Saved entries:
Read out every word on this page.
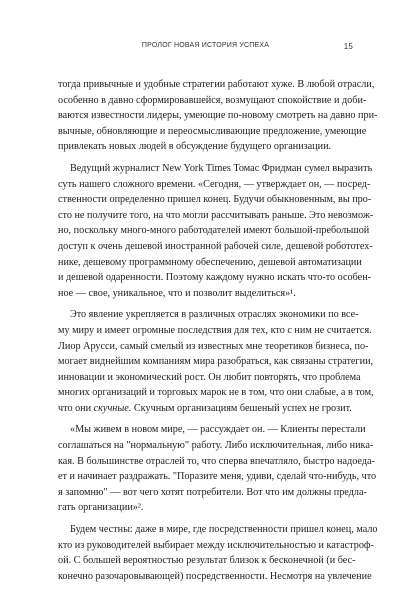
ПРОЛОГ НОВАЯ ИСТОРИЯ УСПЕХА	15
тогда привычные и удобные стратегии работают хуже. В любой отрасли,
особенно в давно сформировавшейся, возмущают спокойствие и доби-
ваются известности лидеры, умеющие по-новому смотреть на давно при-
вычные, обновляющие и переосмысливающие предложение, умеющие
привлекать новых людей в обсуждение будущего организации.
Ведущий журналист New York Times Томас Фридман сумел выразить
суть нашего сложного времени. «Сегодня, — утверждает он, — посред-
ственности определенно пришел конец. Будучи обыкновенным, вы про-
сто не получите того, на что могли рассчитывать раньше. Это невозмож-
но, поскольку много-много работодателей имеют большой-пребольшой
доступ к очень дешевой иностранной рабочей силе, дешевой робототех-
нике, дешевому программному обеспечению, дешевой автоматизации
и дешевой одаренности. Поэтому каждому нужно искать что-то особен-
ное — свое, уникальное, что и позволит выделиться»¹.
Это явление укрепляется в различных отраслях экономики по все-
му миру и имеет огромные последствия для тех, кто с ним не считается.
Лиор Арусси, самый смелый из известных мне теоретиков бизнеса, по-
могает виднейшим компаниям мира разобраться, как связаны стратегии,
инновации и экономический рост. Он любит повторять, что проблема
многих организаций и торговых марок не в том, что они слабые, а в том,
что они скучные. Скучным организациям бешеный успех не грозит.
«Мы живем в новом мире, — рассуждает он. — Клиенты перестали
соглашаться на "нормальную" работу. Либо исключительная, либо ника-
кая. В большинстве отраслей то, что сперва впечатляло, быстро надоеда-
ет и начинает раздражать. "Поразите меня, удиви, сделай что-нибудь, что
я запомню" — вот чего хотят потребители. Вот что им должны предла-
гать организации»².
Будем честны: даже в мире, где посредственности пришел конец, мало
кто из руководителей выбирает между исключительностью и катастроф-
ой. С большей вероятностью результат близок к бесконечной (и бес-
конечно разочаровывающей) посредственности. Несмотря на увлечение
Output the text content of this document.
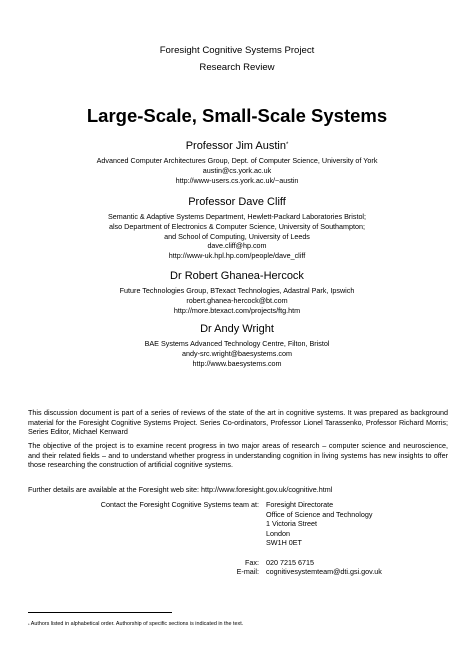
Foresight Cognitive Systems Project
Research Review
Large-Scale, Small-Scale Systems
Professor Jim Austin*
Advanced Computer Architectures Group, Dept. of Computer Science, University of York
austin@cs.york.ac.uk
http://www-users.cs.york.ac.uk/~austin
Professor Dave Cliff
Semantic & Adaptive Systems Department, Hewlett-Packard Laboratories Bristol;
also Department of Electronics & Computer Science, University of Southampton;
and School of Computing, University of Leeds
dave.cliff@hp.com
http://www-uk.hpl.hp.com/people/dave_cliff
Dr Robert Ghanea-Hercock
Future Technologies Group, BTexact Technologies, Adastral Park, Ipswich
robert.ghanea-hercock@bt.com
http://more.btexact.com/projects/ftg.htm
Dr Andy Wright
BAE Systems Advanced Technology Centre, Filton, Bristol
andy-src.wright@baesystems.com
http://www.baesystems.com
This discussion document is part of a series of reviews of the state of the art in cognitive systems. It was prepared as background material for the Foresight Cognitive Systems Project. Series Co-ordinators, Professor Lionel Tarassenko, Professor Richard Morris; Series Editor, Michael Kenward
The objective of the project is to examine recent progress in two major areas of research – computer science and neuroscience, and their related fields – and to understand whether progress in understanding cognition in living systems has new insights to offer those researching the construction of artificial cognitive systems.
Further details are available at the Foresight web site: http://www.foresight.gov.uk/cognitive.html
Contact the Foresight Cognitive Systems team at: Foresight Directorate
Office of Science and Technology
1 Victoria Street
London
SW1H 0ET
Fax: 020 7215 6715
E-mail: cognitivesystemteam@dti.gsi.gov.uk
* Authors listed in alphabetical order. Authorship of specific sections is indicated in the text.
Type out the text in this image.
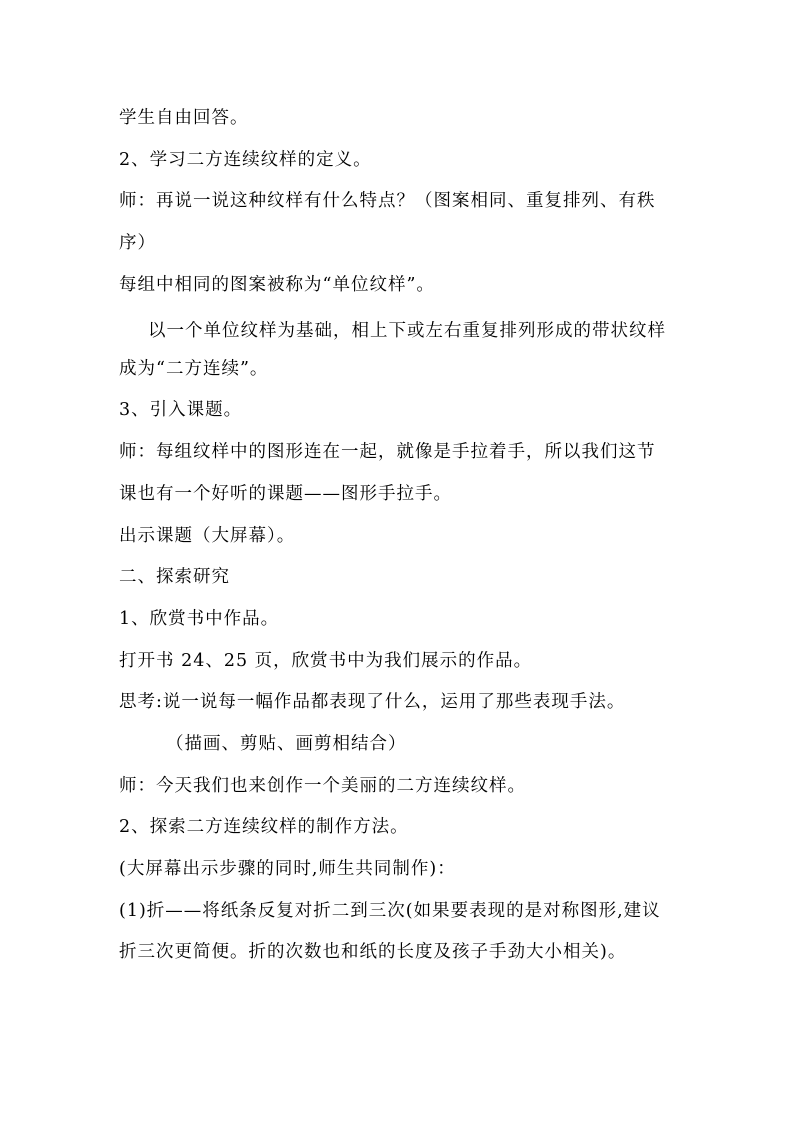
学生自由回答。
2、学习二方连续纹样的定义。
师：再说一说这种纹样有什么特点？（图案相同、重复排列、有秩
序）
每组中相同的图案被称为“单位纹样”。
以一个单位纹样为基础，相上下或左右重复排列形成的带状纹样
成为“二方连续”。
3、引入课题。
师：每组纹样中的图形连在一起，就像是手拉着手，所以我们这节
课也有一个好听的课题——图形手拉手。
出示课题（大屏幕）。
二、探索研究
1、欣赏书中作品。
打开书 24、25 页，欣赏书中为我们展示的作品。
思考:说一说每一幅作品都表现了什么，运用了那些表现手法。
（描画、剪贴、画剪相结合）
师：今天我们也来创作一个美丽的二方连续纹样。
2、探索二方连续纹样的制作方法。
(大屏幕出示步骤的同时,师生共同制作)：
(1)折——将纸条反复对折二到三次(如果要表现的是对称图形,建议
折三次更简便。折的次数也和纸的长度及孩子手劲大小相关)。
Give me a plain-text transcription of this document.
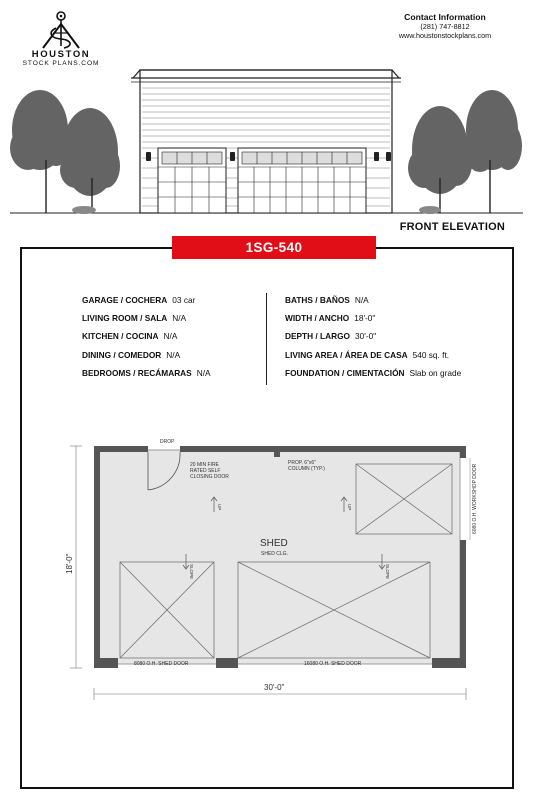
HOUSTON
STOCK PLANS.COM
Contact Information
(281) 747-8812
www.houstonstockplans.com
FRONT ELEVATION
1SG-540
GARAGE / COCHERA 03 car
LIVING ROOM / SALA N/A
KITCHEN / COCINA N/A
DINING / COMEDOR N/A
BEDROOMS / RECÁMARAS N/A
BATHS / BAÑOS N/A
WIDTH / ANCHO 18'-0"
DEPTH / LARGO 30'-0"
LIVING AREA / ÁREA DE CASA 540 sq. ft.
FOUNDATION / CIMENTACIÓN Slab on grade
DROP
20 MIN FIRE
RATED SELF
CLOSING DOOR
PROP. 6"x6"
COLUMN (TYP.)
SHED
SHED CLG.
SLOPE	SLOPE
UP	UP
8080 O.H. SHED DOOR	16080 O.H. SHED DOOR
6080 O.H. WORKSHOP DOOR
30'-0"
18'-0"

▸ **THE REQUEST**
For the entries above, state how many lines contain the word "SHED". Provide the number by itself.

▸ **RESULT OF THIS TASK**
3